Layout element entries:
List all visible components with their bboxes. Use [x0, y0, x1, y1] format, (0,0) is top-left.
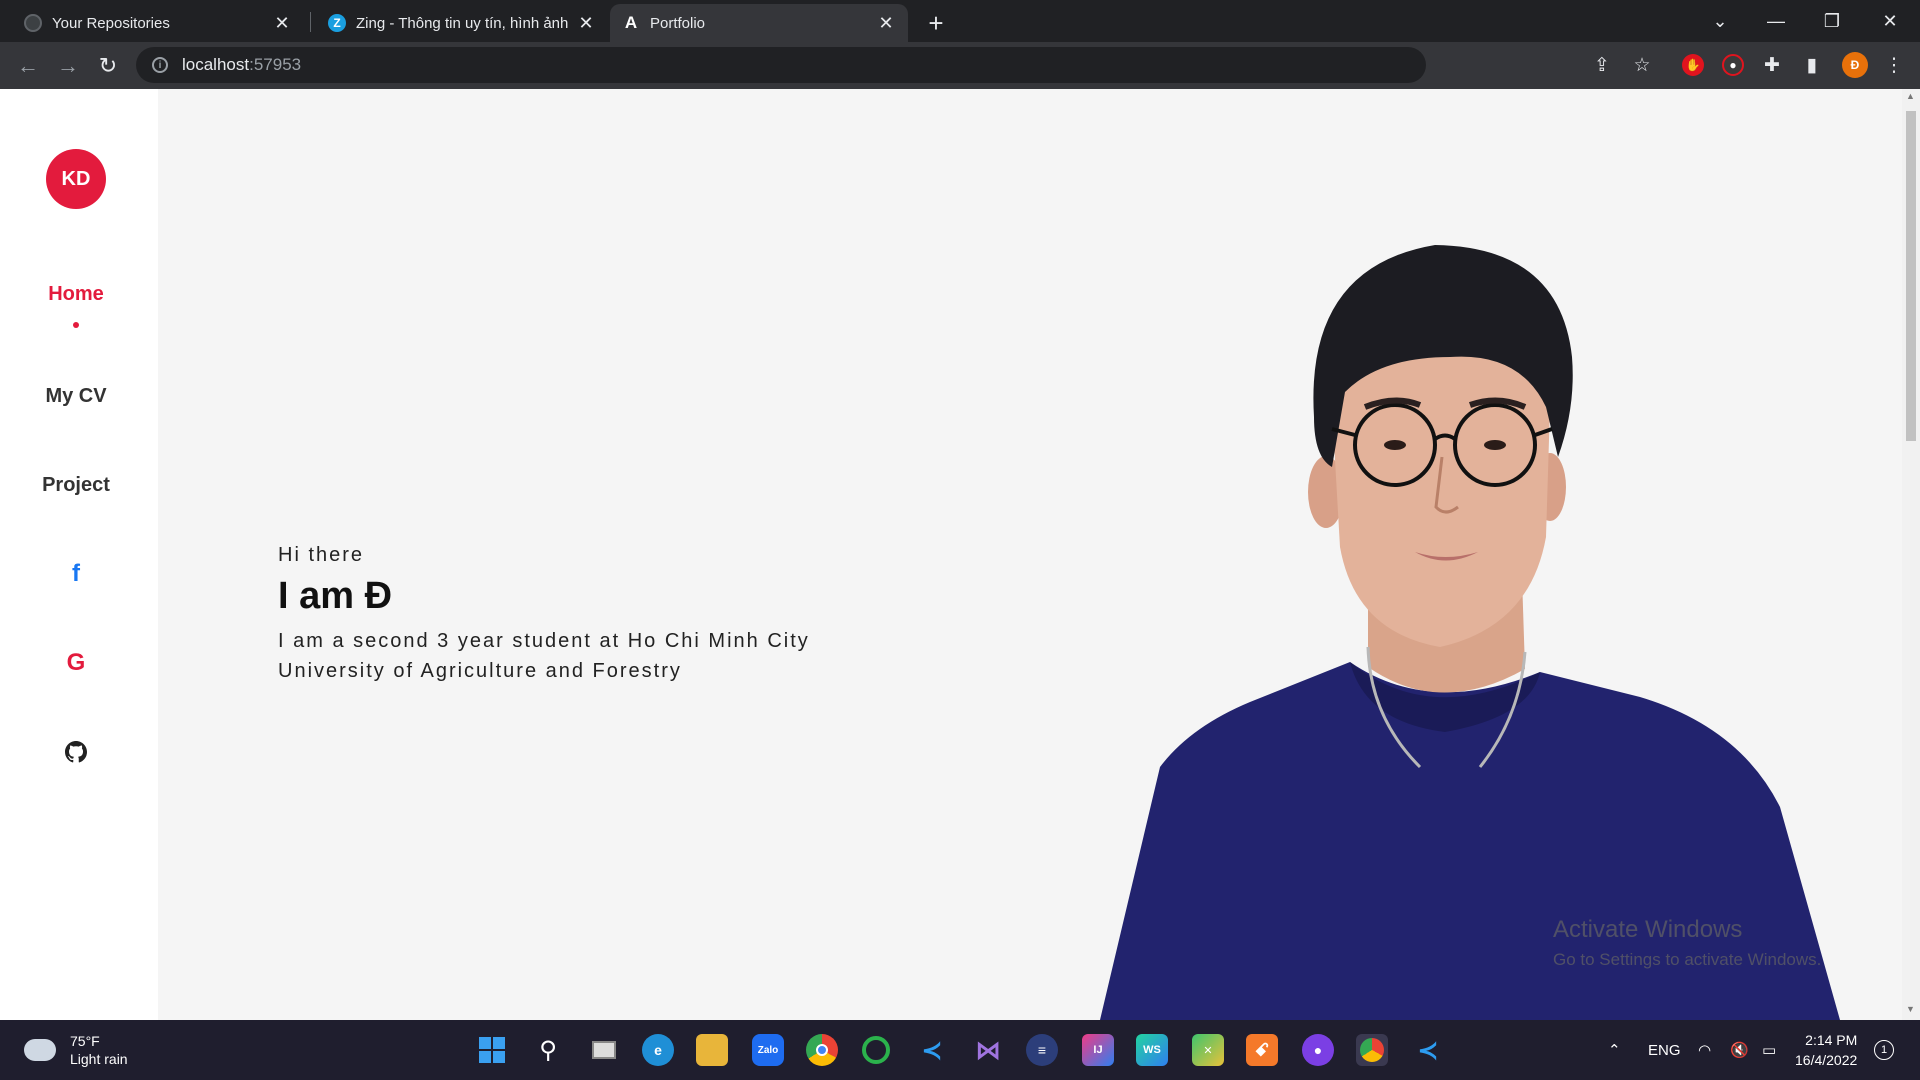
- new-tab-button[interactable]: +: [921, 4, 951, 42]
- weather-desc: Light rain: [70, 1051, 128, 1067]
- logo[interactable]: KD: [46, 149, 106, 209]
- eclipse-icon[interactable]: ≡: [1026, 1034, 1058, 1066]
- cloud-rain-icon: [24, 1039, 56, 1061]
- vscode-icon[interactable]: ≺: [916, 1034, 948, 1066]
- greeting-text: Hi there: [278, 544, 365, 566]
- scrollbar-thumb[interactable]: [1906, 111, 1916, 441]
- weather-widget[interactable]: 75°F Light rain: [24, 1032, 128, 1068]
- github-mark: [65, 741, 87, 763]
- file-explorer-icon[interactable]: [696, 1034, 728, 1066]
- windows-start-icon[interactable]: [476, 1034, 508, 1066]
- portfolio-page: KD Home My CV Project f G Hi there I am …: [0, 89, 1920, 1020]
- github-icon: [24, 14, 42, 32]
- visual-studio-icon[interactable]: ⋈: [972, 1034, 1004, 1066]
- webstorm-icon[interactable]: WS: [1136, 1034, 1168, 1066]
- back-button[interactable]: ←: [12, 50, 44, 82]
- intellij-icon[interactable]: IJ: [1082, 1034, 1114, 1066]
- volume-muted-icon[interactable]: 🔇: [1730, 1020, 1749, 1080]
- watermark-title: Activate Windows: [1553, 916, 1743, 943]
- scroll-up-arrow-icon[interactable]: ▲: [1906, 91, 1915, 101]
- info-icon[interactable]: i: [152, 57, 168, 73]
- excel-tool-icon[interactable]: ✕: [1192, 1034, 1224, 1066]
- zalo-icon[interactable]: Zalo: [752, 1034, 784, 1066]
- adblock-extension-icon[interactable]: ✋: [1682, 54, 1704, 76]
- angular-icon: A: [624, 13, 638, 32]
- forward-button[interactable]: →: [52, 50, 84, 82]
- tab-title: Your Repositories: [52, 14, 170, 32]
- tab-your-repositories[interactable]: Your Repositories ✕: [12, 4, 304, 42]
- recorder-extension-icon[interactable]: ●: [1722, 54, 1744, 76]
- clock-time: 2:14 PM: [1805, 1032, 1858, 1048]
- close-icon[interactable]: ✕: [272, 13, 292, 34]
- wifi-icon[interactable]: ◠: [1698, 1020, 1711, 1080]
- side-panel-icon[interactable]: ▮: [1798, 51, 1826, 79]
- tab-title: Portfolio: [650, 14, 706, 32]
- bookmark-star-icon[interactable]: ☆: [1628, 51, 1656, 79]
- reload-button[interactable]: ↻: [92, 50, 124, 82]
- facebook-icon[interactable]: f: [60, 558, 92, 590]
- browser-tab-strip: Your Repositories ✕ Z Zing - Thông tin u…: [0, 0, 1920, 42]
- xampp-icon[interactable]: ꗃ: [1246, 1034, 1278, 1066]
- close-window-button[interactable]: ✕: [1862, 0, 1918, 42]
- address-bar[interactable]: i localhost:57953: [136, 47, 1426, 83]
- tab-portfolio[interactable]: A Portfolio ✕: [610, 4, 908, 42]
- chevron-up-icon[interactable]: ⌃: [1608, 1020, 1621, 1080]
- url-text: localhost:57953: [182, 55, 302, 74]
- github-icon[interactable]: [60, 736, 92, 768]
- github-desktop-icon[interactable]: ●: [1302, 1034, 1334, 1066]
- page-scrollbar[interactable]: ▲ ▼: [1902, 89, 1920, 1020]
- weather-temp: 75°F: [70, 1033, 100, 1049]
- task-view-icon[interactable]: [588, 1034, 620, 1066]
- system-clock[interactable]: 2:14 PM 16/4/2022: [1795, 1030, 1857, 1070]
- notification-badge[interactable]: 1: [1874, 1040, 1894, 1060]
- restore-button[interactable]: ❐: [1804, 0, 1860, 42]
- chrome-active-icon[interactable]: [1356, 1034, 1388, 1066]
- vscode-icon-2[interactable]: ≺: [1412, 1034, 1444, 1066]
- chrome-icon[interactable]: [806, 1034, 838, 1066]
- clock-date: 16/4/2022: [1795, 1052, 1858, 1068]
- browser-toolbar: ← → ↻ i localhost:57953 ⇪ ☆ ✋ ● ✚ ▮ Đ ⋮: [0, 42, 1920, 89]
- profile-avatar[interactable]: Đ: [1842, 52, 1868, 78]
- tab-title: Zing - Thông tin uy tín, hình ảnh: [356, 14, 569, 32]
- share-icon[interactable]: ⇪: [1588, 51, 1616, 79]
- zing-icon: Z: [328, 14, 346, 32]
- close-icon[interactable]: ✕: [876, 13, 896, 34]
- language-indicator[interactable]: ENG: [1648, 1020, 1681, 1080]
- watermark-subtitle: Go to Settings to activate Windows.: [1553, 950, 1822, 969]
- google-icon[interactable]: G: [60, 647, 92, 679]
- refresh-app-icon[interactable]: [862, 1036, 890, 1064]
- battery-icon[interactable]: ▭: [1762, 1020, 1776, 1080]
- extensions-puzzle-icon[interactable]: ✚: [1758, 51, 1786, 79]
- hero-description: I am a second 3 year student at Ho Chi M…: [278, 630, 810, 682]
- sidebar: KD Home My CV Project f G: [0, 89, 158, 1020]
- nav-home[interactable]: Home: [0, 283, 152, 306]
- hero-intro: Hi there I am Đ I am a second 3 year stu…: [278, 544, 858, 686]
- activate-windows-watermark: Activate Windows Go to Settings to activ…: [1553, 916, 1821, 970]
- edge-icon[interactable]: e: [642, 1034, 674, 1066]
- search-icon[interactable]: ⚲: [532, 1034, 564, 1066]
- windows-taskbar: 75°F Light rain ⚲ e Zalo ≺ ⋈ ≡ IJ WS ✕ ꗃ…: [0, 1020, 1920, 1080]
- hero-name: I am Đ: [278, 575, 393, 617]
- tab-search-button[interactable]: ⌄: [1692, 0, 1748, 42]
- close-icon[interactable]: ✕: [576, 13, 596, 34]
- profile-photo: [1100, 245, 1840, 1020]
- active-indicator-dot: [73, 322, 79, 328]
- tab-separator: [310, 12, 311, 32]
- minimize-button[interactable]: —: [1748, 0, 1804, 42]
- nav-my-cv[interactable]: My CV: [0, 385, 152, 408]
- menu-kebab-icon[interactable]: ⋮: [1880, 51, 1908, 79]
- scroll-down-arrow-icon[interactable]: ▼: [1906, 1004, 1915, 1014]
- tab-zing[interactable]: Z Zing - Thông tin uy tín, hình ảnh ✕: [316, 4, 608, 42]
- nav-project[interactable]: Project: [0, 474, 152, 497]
* * *
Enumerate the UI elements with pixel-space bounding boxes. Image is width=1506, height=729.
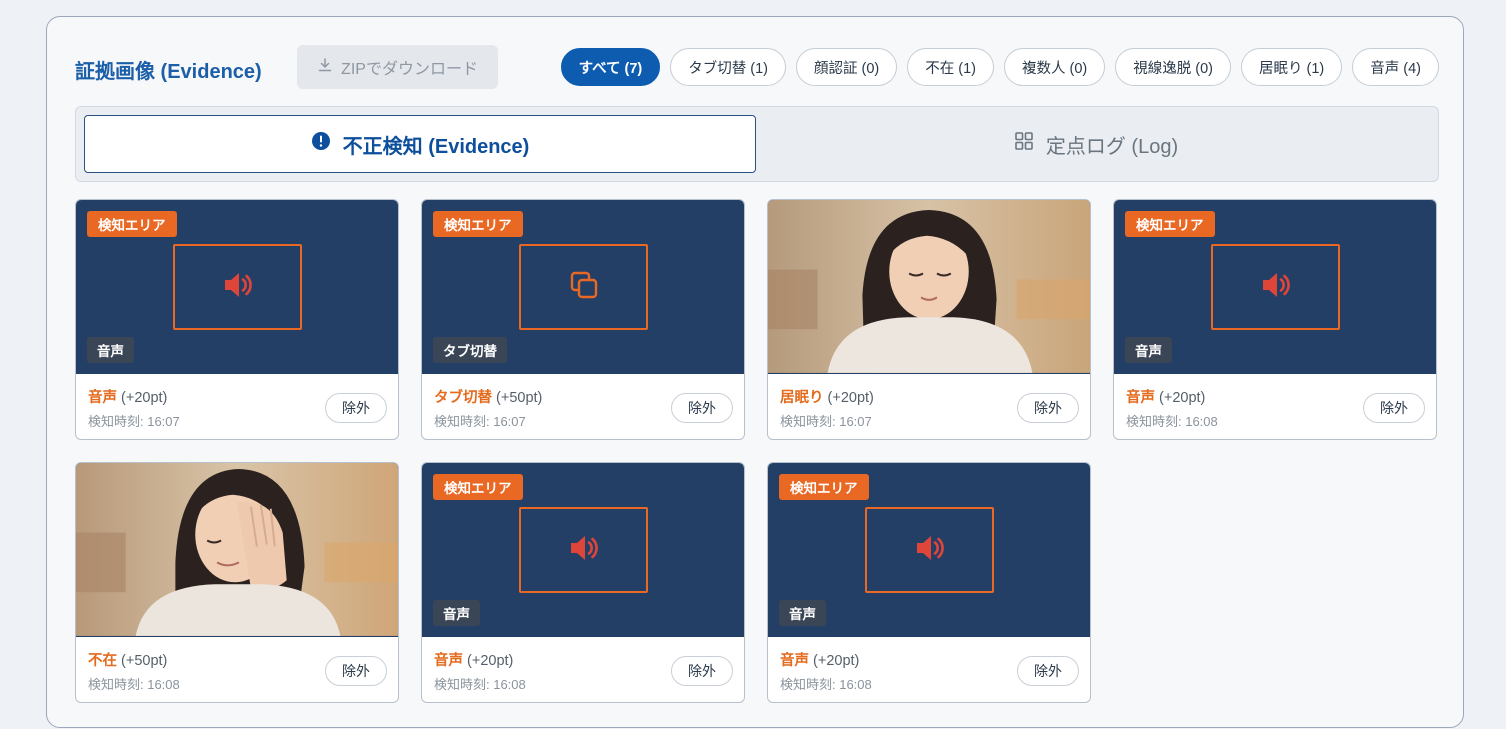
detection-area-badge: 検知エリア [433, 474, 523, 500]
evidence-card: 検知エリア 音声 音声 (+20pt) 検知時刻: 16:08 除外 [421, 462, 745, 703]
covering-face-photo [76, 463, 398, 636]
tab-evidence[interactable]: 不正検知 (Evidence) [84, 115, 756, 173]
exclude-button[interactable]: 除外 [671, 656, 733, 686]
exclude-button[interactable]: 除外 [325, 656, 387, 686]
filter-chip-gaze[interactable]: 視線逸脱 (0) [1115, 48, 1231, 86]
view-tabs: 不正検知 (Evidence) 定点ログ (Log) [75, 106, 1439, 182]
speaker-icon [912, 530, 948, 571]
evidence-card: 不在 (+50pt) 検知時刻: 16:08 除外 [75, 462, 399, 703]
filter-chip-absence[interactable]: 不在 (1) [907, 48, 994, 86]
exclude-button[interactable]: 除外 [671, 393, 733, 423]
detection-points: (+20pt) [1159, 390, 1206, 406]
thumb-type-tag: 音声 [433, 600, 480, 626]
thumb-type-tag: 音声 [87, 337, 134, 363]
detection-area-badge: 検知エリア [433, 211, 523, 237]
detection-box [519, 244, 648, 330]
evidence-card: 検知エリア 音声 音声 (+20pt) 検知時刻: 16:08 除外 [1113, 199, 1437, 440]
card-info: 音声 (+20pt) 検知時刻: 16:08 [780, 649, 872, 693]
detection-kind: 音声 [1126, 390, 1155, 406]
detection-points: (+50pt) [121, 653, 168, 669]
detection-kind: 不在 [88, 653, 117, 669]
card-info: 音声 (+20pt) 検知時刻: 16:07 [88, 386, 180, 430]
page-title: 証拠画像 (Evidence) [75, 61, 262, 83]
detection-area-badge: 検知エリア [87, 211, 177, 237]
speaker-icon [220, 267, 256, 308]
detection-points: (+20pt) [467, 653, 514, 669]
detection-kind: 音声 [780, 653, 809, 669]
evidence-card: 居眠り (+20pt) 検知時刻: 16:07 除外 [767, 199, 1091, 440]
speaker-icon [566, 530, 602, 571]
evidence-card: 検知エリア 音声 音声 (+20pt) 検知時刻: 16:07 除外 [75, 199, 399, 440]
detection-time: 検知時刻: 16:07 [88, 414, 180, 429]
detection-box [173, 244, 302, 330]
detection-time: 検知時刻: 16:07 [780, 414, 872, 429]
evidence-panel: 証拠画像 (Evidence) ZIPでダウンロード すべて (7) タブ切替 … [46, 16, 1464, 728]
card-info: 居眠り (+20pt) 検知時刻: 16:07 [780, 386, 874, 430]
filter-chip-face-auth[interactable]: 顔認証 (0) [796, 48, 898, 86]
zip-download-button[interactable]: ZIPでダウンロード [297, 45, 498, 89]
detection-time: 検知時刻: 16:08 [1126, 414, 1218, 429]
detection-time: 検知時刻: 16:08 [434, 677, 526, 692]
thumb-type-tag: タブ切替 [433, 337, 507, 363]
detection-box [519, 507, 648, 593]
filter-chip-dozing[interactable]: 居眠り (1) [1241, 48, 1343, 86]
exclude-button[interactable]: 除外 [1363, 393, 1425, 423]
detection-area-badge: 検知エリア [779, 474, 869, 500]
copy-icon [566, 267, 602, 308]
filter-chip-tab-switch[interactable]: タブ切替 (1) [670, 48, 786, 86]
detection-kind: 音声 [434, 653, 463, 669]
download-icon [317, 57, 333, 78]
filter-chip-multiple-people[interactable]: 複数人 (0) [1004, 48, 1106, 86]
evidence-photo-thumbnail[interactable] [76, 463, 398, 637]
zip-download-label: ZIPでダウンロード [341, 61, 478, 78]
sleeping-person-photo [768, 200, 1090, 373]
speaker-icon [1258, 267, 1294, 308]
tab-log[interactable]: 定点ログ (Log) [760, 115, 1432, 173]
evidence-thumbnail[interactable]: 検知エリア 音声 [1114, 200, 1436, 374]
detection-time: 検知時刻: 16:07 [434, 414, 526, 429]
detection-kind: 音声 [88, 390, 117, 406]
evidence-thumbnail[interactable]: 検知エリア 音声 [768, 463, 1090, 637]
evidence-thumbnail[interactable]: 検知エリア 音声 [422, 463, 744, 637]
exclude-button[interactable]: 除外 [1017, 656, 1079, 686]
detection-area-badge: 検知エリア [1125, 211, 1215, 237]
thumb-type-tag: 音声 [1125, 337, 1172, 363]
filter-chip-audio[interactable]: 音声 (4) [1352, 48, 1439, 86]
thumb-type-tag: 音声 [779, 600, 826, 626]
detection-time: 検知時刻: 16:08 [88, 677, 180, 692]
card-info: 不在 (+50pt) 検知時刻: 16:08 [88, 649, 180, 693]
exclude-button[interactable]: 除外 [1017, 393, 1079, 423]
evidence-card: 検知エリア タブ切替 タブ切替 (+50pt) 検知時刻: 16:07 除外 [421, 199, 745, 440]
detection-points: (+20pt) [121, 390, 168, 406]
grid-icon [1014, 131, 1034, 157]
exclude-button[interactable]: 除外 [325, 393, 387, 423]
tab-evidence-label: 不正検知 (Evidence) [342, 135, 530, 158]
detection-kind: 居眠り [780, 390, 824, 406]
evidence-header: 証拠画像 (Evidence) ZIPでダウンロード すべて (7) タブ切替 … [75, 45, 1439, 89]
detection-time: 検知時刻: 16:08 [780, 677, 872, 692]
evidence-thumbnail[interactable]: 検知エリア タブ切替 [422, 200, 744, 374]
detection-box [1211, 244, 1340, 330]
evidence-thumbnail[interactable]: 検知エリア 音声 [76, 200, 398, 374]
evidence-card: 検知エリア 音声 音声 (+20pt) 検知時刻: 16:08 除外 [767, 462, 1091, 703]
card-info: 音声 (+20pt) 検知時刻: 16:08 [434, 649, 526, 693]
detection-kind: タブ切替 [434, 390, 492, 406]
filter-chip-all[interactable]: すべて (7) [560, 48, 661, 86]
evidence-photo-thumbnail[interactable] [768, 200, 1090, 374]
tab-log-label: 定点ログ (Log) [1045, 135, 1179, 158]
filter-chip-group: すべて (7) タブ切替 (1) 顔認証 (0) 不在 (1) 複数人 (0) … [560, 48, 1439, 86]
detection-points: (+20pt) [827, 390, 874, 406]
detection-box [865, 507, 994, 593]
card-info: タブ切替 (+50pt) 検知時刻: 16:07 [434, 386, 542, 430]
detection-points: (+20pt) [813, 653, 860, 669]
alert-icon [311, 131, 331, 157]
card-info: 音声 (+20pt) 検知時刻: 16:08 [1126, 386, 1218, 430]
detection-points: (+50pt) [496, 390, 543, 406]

→ **STATED PROBLEM**
Please locate each line in the data above containing the string "close" and copy those lines.

→ **ANSWER TO THIS PROBLEM**
- close-icon[interactable]: ✕: [272, 13, 292, 34]
- close-window-button[interactable]: ✕: [1862, 0, 1918, 42]
- close-icon[interactable]: ✕: [876, 13, 896, 34]
- close-icon[interactable]: ✕: [576, 13, 596, 34]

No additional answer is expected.